**GIVEN INSTRUCTION 1**
In the guide to chemical core courses, what GPA did the writer end up with in core courses?
**GIVEN INSTRUCTION 2**
Carry on the guide to chemical core courses from its last sentence.

Wednesday, August 11, 2010
An Idiot’s Guide to Crack Chemical Core Disciplinary Courses (CDCs) Part 1
It has been exactly one year since I first thought of writing this post. Frankly speaking, I used to motivate myself by thinking that If I get a CDC GPA of 10, I would type out something like this. I managed to keep my dreams alive till the second semester but the moment I came to know that there is a CDC called Process Control in the 2nd semester , I knew I would never make it because I had made a ‘D’ in control systems. In the end, I ended up making a GPA of 9.59 in my core courses that include Fluid Flow Operations, Process Calculations, Petroleum Refining and Petrochemicals and Computational Transport Phenomena. But still, as a tribute to the long cherished dream and my unflinching dedication I jot this post down for my juniors.
I have called this an Idiot’s guide because I myself made an ‘A’ in a technical subject as late as in 2-2.Also there is no need of so called “Interest in chemical” in achieving this feat. I admit I did this quite mechanically.

**MATERIAL PROVIDED**
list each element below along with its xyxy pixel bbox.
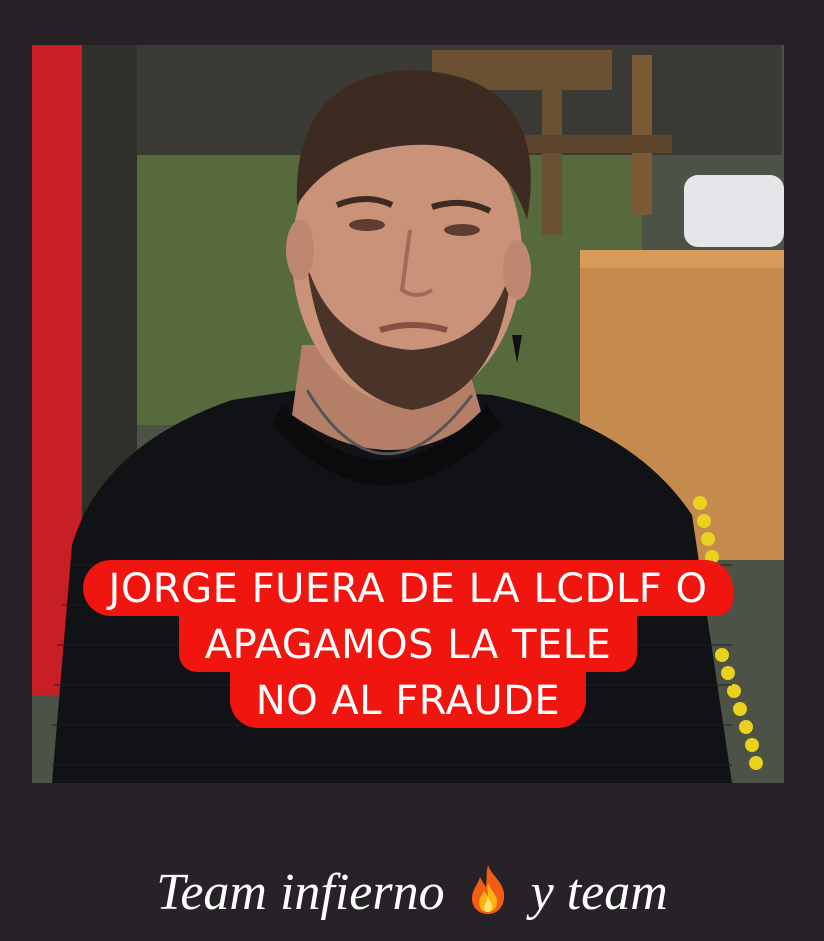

**REPLY 1**
9.59

**REPLY 2**
To perform well in BITSian Chemical courses, you need to believe in history more than Chemical Engg. because history (read last year’s questions)repeats itself in the chemical courses’ tuts, tests, quizzes and comprees. The quizzes are essentially repetitive in nature. Overall the courses are nothing to worry much about. The grueling tuts ensure that you do not have to cover much syllabus on the eve of any exam. The key to success is cracking the Test1s.This eases out a lot of pressure and also creates interest in the course. It is also important to go to the classes from time to time to keep track of the syllabus. Also, the topics covered in last 5/6 lectures of the semester would carry disproportionately high marks in the comprees. Now, I present the course wise description.
Chemical Engineering Thermodynamics(CET): This course should actually be called calculation engg. thermodynamics/ techniques .The course is taught using primitive techniques which leaves the student overwhelmed with the calculations involved rather than being able to understand the concepts. The more you score in tuts the better it is as the tuts are really very easy .They are mostly based on derivations of relations covered in the previous class.
Skill set required: mastery over your calci, solved examples, Last year’s question papers.
Important Topics: Generalized Correlations of state for gases, fugacity and fugacity coefficient, Residual Properties.
Grading: depends upon Batch performance. About 15 /85 ‘A’s would be awarded.
Caution!!! : Do solve a few questions COMPLETELY before appearing in the test.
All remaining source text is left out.